▶ **TASK DIRECTIONS**: Track down each line that has the word "text" and copy it.
______________________________
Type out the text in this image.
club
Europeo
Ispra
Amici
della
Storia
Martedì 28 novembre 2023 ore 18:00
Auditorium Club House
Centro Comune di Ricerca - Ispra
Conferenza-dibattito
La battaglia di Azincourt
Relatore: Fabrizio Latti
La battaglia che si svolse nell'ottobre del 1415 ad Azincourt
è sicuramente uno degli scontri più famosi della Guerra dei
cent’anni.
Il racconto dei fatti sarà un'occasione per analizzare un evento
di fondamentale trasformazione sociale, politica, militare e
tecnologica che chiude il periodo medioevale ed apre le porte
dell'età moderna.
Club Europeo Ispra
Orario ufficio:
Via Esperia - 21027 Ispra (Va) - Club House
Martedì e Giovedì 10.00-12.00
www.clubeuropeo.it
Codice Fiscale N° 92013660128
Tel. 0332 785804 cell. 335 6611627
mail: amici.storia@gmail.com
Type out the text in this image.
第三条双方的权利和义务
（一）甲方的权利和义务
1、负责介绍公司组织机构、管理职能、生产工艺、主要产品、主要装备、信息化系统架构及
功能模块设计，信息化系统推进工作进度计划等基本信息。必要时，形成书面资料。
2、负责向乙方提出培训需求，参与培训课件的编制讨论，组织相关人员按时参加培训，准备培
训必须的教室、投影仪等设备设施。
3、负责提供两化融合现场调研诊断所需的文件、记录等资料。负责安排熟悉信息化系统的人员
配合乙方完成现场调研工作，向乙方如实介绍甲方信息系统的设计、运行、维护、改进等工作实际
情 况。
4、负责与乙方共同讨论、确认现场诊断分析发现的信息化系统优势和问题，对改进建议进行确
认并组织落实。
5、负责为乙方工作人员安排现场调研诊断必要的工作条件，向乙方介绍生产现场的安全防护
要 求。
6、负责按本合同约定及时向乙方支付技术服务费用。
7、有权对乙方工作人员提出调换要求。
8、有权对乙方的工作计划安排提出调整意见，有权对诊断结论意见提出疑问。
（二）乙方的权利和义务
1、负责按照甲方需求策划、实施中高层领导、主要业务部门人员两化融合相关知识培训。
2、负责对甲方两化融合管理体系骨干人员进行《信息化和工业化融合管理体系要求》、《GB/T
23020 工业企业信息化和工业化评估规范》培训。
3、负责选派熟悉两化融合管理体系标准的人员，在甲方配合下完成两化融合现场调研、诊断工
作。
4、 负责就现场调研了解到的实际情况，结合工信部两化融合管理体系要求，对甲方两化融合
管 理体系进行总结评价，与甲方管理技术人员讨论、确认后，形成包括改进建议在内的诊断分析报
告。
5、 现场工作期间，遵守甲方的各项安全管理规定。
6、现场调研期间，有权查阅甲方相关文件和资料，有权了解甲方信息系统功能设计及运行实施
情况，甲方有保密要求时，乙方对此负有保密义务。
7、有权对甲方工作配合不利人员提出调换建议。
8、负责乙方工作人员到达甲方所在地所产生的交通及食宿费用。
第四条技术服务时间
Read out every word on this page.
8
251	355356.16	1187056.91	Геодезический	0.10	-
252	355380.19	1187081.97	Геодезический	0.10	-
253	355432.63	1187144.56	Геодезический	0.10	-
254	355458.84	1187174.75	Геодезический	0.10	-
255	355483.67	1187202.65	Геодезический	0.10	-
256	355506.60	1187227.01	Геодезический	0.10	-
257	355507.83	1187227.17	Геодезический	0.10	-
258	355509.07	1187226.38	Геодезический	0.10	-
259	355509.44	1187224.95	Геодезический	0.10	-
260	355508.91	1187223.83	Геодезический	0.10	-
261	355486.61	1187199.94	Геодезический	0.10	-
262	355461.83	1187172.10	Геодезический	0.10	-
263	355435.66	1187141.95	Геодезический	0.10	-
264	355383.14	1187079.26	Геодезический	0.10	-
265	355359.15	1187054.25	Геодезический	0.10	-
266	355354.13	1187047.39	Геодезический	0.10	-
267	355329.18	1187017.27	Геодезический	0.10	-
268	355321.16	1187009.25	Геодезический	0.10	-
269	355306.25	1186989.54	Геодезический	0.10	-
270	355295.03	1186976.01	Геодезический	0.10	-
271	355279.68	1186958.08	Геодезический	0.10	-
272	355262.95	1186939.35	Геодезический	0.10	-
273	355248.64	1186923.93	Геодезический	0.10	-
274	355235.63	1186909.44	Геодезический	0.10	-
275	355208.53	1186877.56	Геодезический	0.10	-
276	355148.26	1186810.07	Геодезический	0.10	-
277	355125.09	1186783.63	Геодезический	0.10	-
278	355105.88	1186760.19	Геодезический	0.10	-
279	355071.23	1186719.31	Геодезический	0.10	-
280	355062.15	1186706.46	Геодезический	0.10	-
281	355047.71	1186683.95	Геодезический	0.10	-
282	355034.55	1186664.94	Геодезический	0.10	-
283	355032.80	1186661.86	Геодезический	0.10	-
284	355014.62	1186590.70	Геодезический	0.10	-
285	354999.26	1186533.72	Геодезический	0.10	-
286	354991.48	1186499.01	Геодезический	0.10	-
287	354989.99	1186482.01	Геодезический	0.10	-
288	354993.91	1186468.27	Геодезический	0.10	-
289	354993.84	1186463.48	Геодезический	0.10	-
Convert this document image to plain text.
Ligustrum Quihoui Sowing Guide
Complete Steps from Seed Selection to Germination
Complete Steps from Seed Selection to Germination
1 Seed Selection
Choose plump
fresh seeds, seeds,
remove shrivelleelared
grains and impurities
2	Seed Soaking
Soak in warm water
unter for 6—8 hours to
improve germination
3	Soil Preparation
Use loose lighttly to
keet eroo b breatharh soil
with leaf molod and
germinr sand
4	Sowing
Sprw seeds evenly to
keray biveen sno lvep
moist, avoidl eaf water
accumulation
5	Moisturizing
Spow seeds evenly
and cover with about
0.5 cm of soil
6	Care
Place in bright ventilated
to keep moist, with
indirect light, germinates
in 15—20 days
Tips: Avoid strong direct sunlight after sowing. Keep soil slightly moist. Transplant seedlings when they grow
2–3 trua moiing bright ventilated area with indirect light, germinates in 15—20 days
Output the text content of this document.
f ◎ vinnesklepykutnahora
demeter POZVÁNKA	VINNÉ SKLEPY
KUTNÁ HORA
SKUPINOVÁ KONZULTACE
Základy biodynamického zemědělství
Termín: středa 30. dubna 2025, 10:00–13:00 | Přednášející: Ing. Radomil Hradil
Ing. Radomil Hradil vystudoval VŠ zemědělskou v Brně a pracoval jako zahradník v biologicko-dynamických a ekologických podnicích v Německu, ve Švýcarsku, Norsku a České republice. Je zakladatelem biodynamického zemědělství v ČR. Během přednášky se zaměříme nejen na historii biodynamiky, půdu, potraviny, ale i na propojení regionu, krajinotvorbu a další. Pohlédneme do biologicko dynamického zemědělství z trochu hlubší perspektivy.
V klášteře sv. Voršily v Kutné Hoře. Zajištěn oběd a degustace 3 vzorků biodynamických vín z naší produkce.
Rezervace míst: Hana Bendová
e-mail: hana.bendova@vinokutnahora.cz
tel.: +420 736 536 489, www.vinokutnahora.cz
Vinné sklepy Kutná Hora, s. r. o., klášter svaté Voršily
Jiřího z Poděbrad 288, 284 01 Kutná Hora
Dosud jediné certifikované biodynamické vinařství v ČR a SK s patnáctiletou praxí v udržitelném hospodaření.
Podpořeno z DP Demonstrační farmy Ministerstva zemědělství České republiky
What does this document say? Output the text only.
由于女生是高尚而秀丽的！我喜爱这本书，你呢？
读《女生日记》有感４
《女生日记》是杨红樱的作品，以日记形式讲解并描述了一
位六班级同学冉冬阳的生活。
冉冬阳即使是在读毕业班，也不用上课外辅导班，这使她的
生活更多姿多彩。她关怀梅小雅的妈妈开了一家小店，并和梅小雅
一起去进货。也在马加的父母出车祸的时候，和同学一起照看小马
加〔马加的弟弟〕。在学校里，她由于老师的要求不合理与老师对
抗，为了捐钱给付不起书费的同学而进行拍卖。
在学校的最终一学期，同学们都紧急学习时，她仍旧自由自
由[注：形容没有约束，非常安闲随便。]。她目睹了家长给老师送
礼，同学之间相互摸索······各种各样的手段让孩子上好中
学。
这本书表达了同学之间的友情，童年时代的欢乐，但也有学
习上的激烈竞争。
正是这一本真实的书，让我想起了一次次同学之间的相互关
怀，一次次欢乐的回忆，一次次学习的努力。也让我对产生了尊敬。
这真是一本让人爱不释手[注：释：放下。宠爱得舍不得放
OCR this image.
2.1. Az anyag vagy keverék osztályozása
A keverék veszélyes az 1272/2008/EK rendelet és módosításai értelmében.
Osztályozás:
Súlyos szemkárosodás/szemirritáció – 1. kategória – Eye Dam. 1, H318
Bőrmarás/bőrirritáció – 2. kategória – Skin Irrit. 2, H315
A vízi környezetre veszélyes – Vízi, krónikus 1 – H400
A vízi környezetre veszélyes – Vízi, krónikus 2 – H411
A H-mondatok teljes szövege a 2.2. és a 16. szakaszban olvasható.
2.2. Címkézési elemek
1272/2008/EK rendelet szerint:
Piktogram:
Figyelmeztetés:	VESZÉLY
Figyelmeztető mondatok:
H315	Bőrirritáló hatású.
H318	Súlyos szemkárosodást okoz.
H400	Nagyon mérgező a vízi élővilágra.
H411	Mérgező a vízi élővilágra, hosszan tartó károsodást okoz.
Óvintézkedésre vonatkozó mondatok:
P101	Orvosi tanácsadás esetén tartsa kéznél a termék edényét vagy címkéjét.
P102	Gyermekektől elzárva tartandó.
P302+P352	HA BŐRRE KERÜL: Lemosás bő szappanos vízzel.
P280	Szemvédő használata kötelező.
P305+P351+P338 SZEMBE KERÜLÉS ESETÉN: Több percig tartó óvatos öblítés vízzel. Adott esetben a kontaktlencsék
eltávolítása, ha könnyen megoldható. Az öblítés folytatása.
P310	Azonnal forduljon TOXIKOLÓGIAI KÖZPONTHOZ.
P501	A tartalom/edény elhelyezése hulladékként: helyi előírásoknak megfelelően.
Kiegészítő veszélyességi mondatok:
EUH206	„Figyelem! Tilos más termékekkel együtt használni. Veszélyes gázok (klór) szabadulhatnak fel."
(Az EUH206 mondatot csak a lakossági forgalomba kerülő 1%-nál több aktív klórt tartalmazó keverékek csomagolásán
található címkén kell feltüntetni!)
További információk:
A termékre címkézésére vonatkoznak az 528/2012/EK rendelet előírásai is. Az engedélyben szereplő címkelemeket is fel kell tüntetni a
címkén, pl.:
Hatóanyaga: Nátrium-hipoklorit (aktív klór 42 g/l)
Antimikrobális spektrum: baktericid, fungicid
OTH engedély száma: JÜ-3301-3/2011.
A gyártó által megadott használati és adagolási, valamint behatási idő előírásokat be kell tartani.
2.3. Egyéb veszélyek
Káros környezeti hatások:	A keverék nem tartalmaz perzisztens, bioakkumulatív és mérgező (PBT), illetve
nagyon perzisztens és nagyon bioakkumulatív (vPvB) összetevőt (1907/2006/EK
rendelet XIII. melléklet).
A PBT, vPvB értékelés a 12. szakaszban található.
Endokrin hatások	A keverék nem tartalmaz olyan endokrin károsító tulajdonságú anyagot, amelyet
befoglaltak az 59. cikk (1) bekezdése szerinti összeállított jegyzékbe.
______________________________
▶ **ANSWER TO THE EXERCISE**:
Type out the text in this image.
Type out the text in this image.
Convert this document image to plain text.
Output the text content of this document.
What does this document say? Output the text only.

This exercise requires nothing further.